INPUT MATERIAL:
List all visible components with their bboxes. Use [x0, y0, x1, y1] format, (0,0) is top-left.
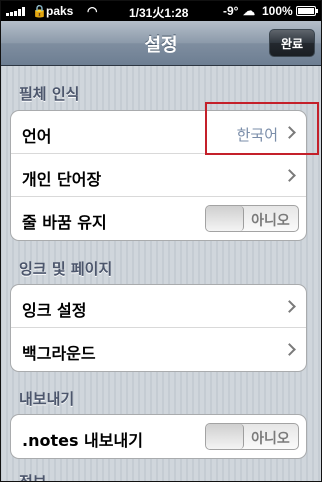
row-ink-settings[interactable]: 잉크 설정: [11, 285, 306, 328]
row-keep-line-breaks: 줄 바꿈 유지 아니오: [11, 197, 306, 240]
keep-line-breaks-toggle[interactable]: 아니오: [205, 205, 299, 232]
toggle-text: 아니오: [251, 431, 290, 447]
row-label: 잉크 설정: [22, 301, 87, 320]
battery-icon: [296, 6, 318, 16]
row-personal-dictionary[interactable]: 개인 단어장: [11, 154, 306, 197]
row-label: 백그라운드: [22, 344, 96, 363]
row-background[interactable]: 백그라운드: [11, 328, 306, 371]
carrier-name: paks: [46, 4, 74, 18]
done-button[interactable]: 완료: [269, 29, 315, 57]
battery-percent: 100%: [262, 4, 293, 18]
row-label: 개인 단어장: [22, 170, 102, 189]
navigation-bar: 설정 완료: [1, 21, 321, 66]
signal-bars-icon: [6, 7, 25, 16]
section-header-ink-page: 잉크 및 페이지: [19, 260, 113, 278]
section-header-handwriting: 필체 인식: [19, 85, 80, 103]
toggle-text: 아니오: [251, 213, 290, 229]
status-temperature: -9°: [223, 4, 239, 18]
chevron-right-icon: [283, 343, 296, 356]
chevron-right-icon: [283, 126, 296, 139]
row-language[interactable]: 언어 한국어: [11, 111, 306, 154]
group-ink-page: 잉크 설정 백그라운드: [10, 284, 307, 372]
settings-screen: 🔒 paks ◠ 1/31火1:28 -9° ☁ 100% 설정 완료 필체 인…: [0, 0, 322, 482]
wifi-icon: ◠: [87, 4, 98, 18]
group-handwriting: 언어 한국어 개인 단어장 줄 바꿈 유지 아니오: [10, 110, 307, 241]
row-label: .notes 내보내기: [22, 431, 143, 450]
cloud-icon: ☁: [243, 4, 255, 18]
toggle-knob[interactable]: [206, 206, 244, 231]
export-notes-toggle[interactable]: 아니오: [205, 423, 299, 450]
row-label: 언어: [22, 127, 52, 146]
language-value: 한국어: [236, 126, 278, 144]
toggle-knob[interactable]: [206, 424, 244, 449]
status-bar: 🔒 paks ◠ 1/31火1:28 -9° ☁ 100%: [1, 1, 321, 21]
group-export: .notes 내보내기 아니오: [10, 414, 307, 459]
status-time: 1/31火1:28: [129, 6, 189, 20]
chevron-right-icon: [283, 300, 296, 313]
chevron-right-icon: [283, 169, 296, 182]
row-label: 줄 바꿈 유지: [22, 213, 107, 232]
section-header-info: 정보: [19, 473, 47, 482]
section-header-export: 내보내기: [19, 390, 75, 408]
lock-icon: 🔒: [32, 4, 47, 18]
row-export-notes: .notes 내보내기 아니오: [11, 415, 306, 458]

WORK TO COMPLETE: Can you reproduce the listing above with each "chevron-right-icon" changed to "arrow-right-icon" and everything else left as it is, omitting the picture?

RESPONSE TO THIS EXERCISE:
List all visible components with their bboxes. Use [x0, y0, x1, y1] format, (0,0) is top-left.
row-ink-settings[interactable]: 잉크 설정: [11, 285, 306, 328]
row-keep-line-breaks: 줄 바꿈 유지 아니오: [11, 197, 306, 240]
keep-line-breaks-toggle[interactable]: 아니오: [205, 205, 299, 232]
toggle-text: 아니오: [251, 431, 290, 447]
row-label: 잉크 설정: [22, 301, 87, 320]
battery-icon: [296, 6, 318, 16]
row-personal-dictionary[interactable]: 개인 단어장: [11, 154, 306, 197]
row-label: 백그라운드: [22, 344, 96, 363]
row-background[interactable]: 백그라운드: [11, 328, 306, 371]
carrier-name: paks: [46, 4, 74, 18]
done-button[interactable]: 완료: [269, 29, 315, 57]
battery-percent: 100%: [262, 4, 293, 18]
row-label: 개인 단어장: [22, 170, 102, 189]
navigation-bar: 설정 완료: [1, 21, 321, 66]
signal-bars-icon: [6, 7, 25, 16]
section-header-ink-page: 잉크 및 페이지: [19, 260, 113, 278]
section-header-handwriting: 필체 인식: [19, 85, 80, 103]
toggle-text: 아니오: [251, 213, 290, 229]
status-temperature: -9°: [223, 4, 239, 18]
arrow-right-icon: [283, 343, 296, 356]
arrow-right-icon: [283, 126, 296, 139]
row-language[interactable]: 언어 한국어: [11, 111, 306, 154]
group-ink-page: 잉크 설정 백그라운드: [10, 284, 307, 372]
settings-screen: 🔒 paks ◠ 1/31火1:28 -9° ☁ 100% 설정 완료 필체 인…: [0, 0, 322, 482]
wifi-icon: ◠: [87, 4, 98, 18]
group-handwriting: 언어 한국어 개인 단어장 줄 바꿈 유지 아니오: [10, 110, 307, 241]
row-label: .notes 내보내기: [22, 431, 143, 450]
cloud-icon: ☁: [243, 4, 255, 18]
toggle-knob[interactable]: [206, 206, 244, 231]
export-notes-toggle[interactable]: 아니오: [205, 423, 299, 450]
row-label: 언어: [22, 127, 52, 146]
language-value: 한국어: [236, 126, 278, 144]
toggle-knob[interactable]: [206, 424, 244, 449]
status-bar: 🔒 paks ◠ 1/31火1:28 -9° ☁ 100%: [1, 1, 321, 21]
group-export: .notes 내보내기 아니오: [10, 414, 307, 459]
status-time: 1/31火1:28: [129, 6, 189, 20]
arrow-right-icon: [283, 300, 296, 313]
arrow-right-icon: [283, 169, 296, 182]
row-label: 줄 바꿈 유지: [22, 213, 107, 232]
section-header-info: 정보: [19, 473, 47, 482]
section-header-export: 내보내기: [19, 390, 75, 408]
lock-icon: 🔒: [32, 4, 47, 18]
row-export-notes: .notes 내보내기 아니오: [11, 415, 306, 458]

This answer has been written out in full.